▶ **Directive**
Output all of the entries below precisely as written.

Stored entries:
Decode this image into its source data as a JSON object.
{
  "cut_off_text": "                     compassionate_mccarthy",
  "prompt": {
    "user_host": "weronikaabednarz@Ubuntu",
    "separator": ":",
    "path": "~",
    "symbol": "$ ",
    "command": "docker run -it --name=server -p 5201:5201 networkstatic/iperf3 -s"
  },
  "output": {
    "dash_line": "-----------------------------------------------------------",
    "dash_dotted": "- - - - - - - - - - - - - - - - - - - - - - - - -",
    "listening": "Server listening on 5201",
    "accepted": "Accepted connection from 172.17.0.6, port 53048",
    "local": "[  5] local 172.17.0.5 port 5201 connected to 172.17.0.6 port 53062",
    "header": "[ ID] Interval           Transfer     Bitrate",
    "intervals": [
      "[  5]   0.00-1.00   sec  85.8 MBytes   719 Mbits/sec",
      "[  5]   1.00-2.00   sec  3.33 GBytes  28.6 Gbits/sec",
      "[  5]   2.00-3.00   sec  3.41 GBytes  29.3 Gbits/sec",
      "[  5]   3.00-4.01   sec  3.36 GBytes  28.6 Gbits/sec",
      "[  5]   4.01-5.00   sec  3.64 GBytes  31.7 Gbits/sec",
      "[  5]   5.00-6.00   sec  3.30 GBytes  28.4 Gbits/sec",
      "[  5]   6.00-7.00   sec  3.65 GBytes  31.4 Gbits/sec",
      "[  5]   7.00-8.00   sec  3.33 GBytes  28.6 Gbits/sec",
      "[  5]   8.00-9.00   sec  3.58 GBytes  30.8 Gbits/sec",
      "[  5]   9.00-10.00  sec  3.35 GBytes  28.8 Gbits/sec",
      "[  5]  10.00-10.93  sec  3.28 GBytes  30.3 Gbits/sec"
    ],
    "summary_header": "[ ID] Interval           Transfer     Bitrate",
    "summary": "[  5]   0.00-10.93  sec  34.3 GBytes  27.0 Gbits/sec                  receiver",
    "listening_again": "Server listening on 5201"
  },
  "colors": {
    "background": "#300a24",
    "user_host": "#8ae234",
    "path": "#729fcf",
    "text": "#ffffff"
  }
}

▶ **The output**
Decode this image into its source data as a JSON object.
{
  "cut_off_text": "                     compassionate_mccarthy",
  "prompt": {
    "user_host": "weronikaabednarz@Ubuntu",
    "separator": ":",
    "path": "~",
    "symbol": "$ ",
    "command": "docker run -it --name=server -p 5201:5201 networkstatic/iperf3 -s"
  },
  "output": {
    "dash_line": "-----------------------------------------------------------",
    "dash_dotted": "- - - - - - - - - - - - - - - - - - - - - - - - -",
    "listening": "Server listening on 5201",
    "accepted": "Accepted connection from 172.17.0.6, port 53048",
    "local": "[  5] local 172.17.0.5 port 5201 connected to 172.17.0.6 port 53062",
    "header": "[ ID] Interval           Transfer     Bitrate",
    "intervals": [
      "[  5]   0.00-1.00   sec  85.8 MBytes   719 Mbits/sec",
      "[  5]   1.00-2.00   sec  3.33 GBytes  28.6 Gbits/sec",
      "[  5]   2.00-3.00   sec  3.41 GBytes  29.3 Gbits/sec",
      "[  5]   3.00-4.01   sec  3.36 GBytes  28.6 Gbits/sec",
      "[  5]   4.01-5.00   sec  3.64 GBytes  31.7 Gbits/sec",
      "[  5]   5.00-6.00   sec  3.30 GBytes  28.4 Gbits/sec",
      "[  5]   6.00-7.00   sec  3.65 GBytes  31.4 Gbits/sec",
      "[  5]   7.00-8.00   sec  3.33 GBytes  28.6 Gbits/sec",
      "[  5]   8.00-9.00   sec  3.58 GBytes  30.8 Gbits/sec",
      "[  5]   9.00-10.00  sec  3.35 GBytes  28.8 Gbits/sec",
      "[  5]  10.00-10.93  sec  3.28 GBytes  30.3 Gbits/sec"
    ],
    "summary_header": "[ ID] Interval           Transfer     Bitrate",
    "summary": "[  5]   0.00-10.93  sec  34.3 GBytes  27.0 Gbits/sec                  receiver",
    "listening_again": "Server listening on 5201"
  },
  "colors": {
    "background": "#300a24",
    "user_host": "#8ae234",
    "path": "#729fcf",
    "text": "#ffffff"
  }
}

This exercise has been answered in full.